- Extracted text
--*--

The newly elected president, who engineered the ouster of former President Eduard Shevardnadze last fall, was in a buoyant mood after what aides described as a "very warm" meeting with President Bush yesterday in the Oval Office.

"The relationship is based on shared values," said the hulking U.S.-trained lawyer, who emphasized the "kinship" and "chemistry" between Georgia and the United States during a meeting at Blair House with editors and reporters from The Washington Times.

Mr. Saakashvili said he had recently met for 4 hours with Russian President Vladimir Putin, whom he found "nostalgic" over the demise of the former Soviet Union but desirous of better relations with his neighbors.

"They are getting used to our cooperation with the Americans and learning to live with it," Mr. Saakashvili said.

--*--

- Provided material
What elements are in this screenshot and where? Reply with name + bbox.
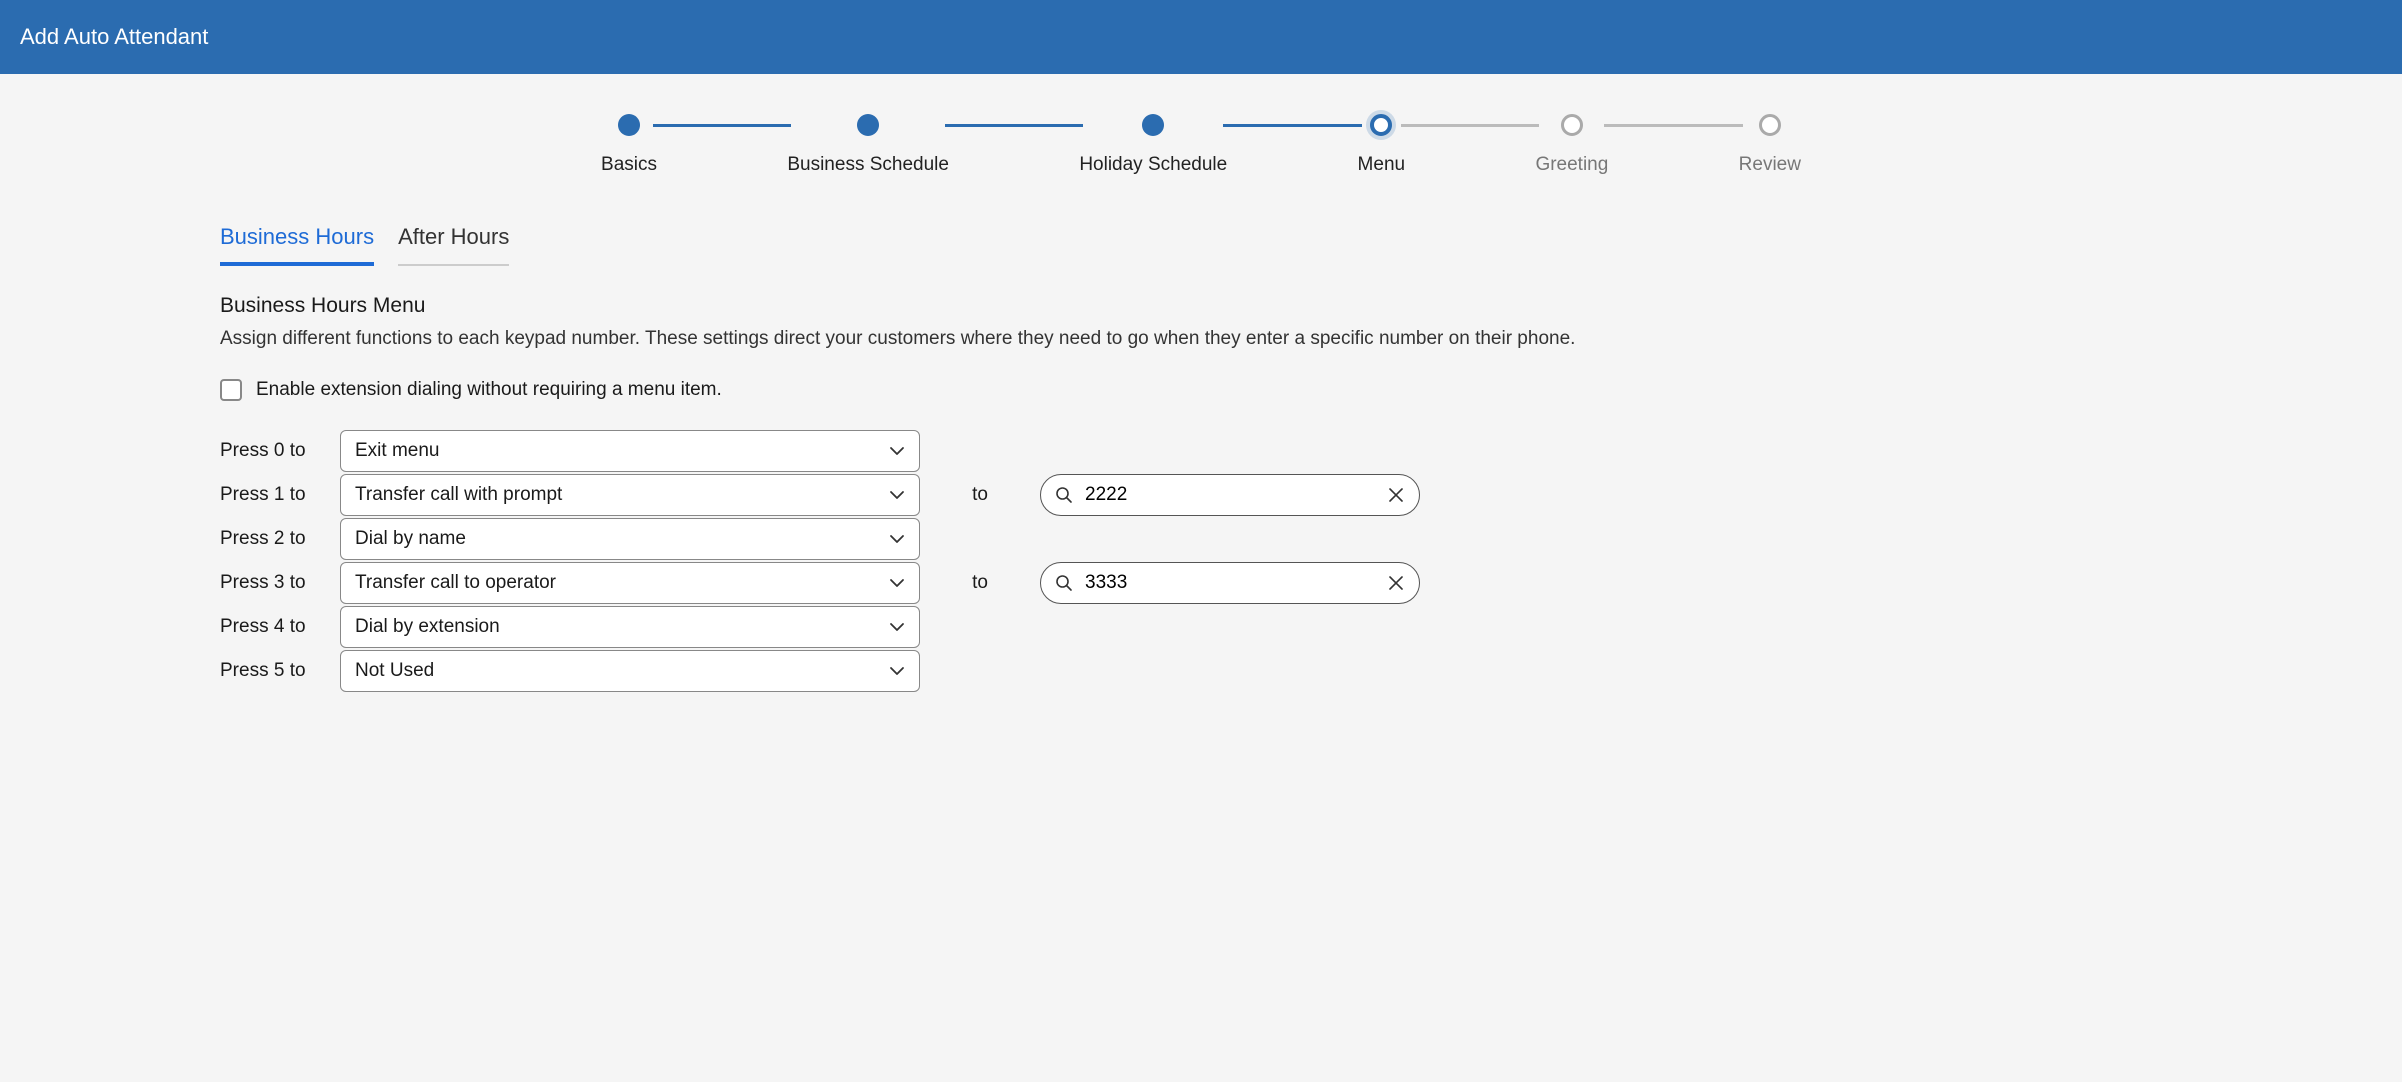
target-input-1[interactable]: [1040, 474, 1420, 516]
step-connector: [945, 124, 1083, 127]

--*--

- Required work
A – In the Saakashvili article, how long did Mr. Saakashvili say his recent meeting with Vladimir Putin lasted?
B – Extract the portion of the Saakashvili article starting with "The newly elected" and going on through "Mr. Saakashvili said.", copied word for word.

- Solutions by task
A – 4 hours

B –
The newly elected president, who engineered the ouster of former President Eduard Shevardnadze last fall, was in a buoyant mood after what aides described as a "very warm" meeting with President Bush yesterday in the Oval Office.

"The relationship is based on shared values," said the hulking U.S.-trained lawyer, who emphasized the "kinship" and "chemistry" between Georgia and the United States during a meeting at Blair House with editors and reporters from The Washington Times.

Mr. Saakashvili said he had recently met for 4 hours with Russian President Vladimir Putin, whom he found "nostalgic" over the demise of the former Soviet Union but desirous of better relations with his neighbors.

"They are getting used to our cooperation with the Americans and learning to live with it," Mr. Saakashvili said.